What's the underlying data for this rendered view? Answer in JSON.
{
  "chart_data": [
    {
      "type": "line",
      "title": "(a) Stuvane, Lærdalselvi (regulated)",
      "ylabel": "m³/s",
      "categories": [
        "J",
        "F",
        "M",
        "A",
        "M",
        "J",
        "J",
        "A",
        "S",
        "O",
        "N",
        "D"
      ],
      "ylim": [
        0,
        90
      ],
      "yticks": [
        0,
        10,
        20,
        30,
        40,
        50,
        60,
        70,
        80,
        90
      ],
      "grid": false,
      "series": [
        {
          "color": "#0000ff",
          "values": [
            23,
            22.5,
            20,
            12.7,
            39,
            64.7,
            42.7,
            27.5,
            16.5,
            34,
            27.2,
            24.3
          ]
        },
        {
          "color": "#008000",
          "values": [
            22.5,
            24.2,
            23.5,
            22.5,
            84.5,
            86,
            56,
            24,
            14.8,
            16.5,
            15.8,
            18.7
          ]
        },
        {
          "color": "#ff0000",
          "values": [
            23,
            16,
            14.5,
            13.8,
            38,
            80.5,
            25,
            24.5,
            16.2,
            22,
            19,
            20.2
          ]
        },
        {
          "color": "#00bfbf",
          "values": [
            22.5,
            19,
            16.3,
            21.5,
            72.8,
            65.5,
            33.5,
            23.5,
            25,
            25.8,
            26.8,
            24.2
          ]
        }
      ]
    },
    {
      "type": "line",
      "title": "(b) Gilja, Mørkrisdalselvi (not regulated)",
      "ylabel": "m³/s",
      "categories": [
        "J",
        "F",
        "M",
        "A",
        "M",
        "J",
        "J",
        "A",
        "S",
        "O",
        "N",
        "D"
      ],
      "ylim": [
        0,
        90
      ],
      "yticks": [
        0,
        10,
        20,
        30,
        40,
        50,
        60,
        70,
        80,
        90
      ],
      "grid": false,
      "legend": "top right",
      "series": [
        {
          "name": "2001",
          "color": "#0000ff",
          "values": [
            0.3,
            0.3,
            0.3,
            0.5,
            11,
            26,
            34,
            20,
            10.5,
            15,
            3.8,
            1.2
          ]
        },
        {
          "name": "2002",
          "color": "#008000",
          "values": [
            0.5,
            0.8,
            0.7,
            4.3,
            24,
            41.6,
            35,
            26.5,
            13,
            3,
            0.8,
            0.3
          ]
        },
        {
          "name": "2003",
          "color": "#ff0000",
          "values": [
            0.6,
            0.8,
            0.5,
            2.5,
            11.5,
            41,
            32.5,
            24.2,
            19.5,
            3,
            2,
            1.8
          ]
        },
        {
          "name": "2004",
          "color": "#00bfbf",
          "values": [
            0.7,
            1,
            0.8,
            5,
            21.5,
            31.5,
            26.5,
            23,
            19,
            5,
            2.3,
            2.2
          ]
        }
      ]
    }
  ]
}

• • •

Quote each line of the data above exactly as written.

What's the underlying data for this rendered view? Answer in JSON.
{
  "chart_data": [
    {
      "type": "line",
      "title": "(a) Stuvane, Lærdalselvi (regulated)",
      "ylabel": "m³/s",
      "categories": [
        "J",
        "F",
        "M",
        "A",
        "M",
        "J",
        "J",
        "A",
        "S",
        "O",
        "N",
        "D"
      ],
      "ylim": [
        0,
        90
      ],
      "yticks": [
        0,
        10,
        20,
        30,
        40,
        50,
        60,
        70,
        80,
        90
      ],
      "grid": false,
      "series": [
        {
          "color": "#0000ff",
          "values": [
            23,
            22.5,
            20,
            12.7,
            39,
            64.7,
            42.7,
            27.5,
            16.5,
            34,
            27.2,
            24.3
          ]
        },
        {
          "color": "#008000",
          "values": [
            22.5,
            24.2,
            23.5,
            22.5,
            84.5,
            86,
            56,
            24,
            14.8,
            16.5,
            15.8,
            18.7
          ]
        },
        {
          "color": "#ff0000",
          "values": [
            23,
            16,
            14.5,
            13.8,
            38,
            80.5,
            25,
            24.5,
            16.2,
            22,
            19,
            20.2
          ]
        },
        {
          "color": "#00bfbf",
          "values": [
            22.5,
            19,
            16.3,
            21.5,
            72.8,
            65.5,
            33.5,
            23.5,
            25,
            25.8,
            26.8,
            24.2
          ]
        }
      ]
    },
    {
      "type": "line",
      "title": "(b) Gilja, Mørkrisdalselvi (not regulated)",
      "ylabel": "m³/s",
      "categories": [
        "J",
        "F",
        "M",
        "A",
        "M",
        "J",
        "J",
        "A",
        "S",
        "O",
        "N",
        "D"
      ],
      "ylim": [
        0,
        90
      ],
      "yticks": [
        0,
        10,
        20,
        30,
        40,
        50,
        60,
        70,
        80,
        90
      ],
      "grid": false,
      "legend": "top right",
      "series": [
        {
          "name": "2001",
          "color": "#0000ff",
          "values": [
            0.3,
            0.3,
            0.3,
            0.5,
            11,
            26,
            34,
            20,
            10.5,
            15,
            3.8,
            1.2
          ]
        },
        {
          "name": "2002",
          "color": "#008000",
          "values": [
            0.5,
            0.8,
            0.7,
            4.3,
            24,
            41.6,
            35,
            26.5,
            13,
            3,
            0.8,
            0.3
          ]
        },
        {
          "name": "2003",
          "color": "#ff0000",
          "values": [
            0.6,
            0.8,
            0.5,
            2.5,
            11.5,
            41,
            32.5,
            24.2,
            19.5,
            3,
            2,
            1.8
          ]
        },
        {
          "name": "2004",
          "color": "#00bfbf",
          "values": [
            0.7,
            1,
            0.8,
            5,
            21.5,
            31.5,
            26.5,
            23,
            19,
            5,
            2.3,
            2.2
          ]
        }
      ]
    }
  ]
}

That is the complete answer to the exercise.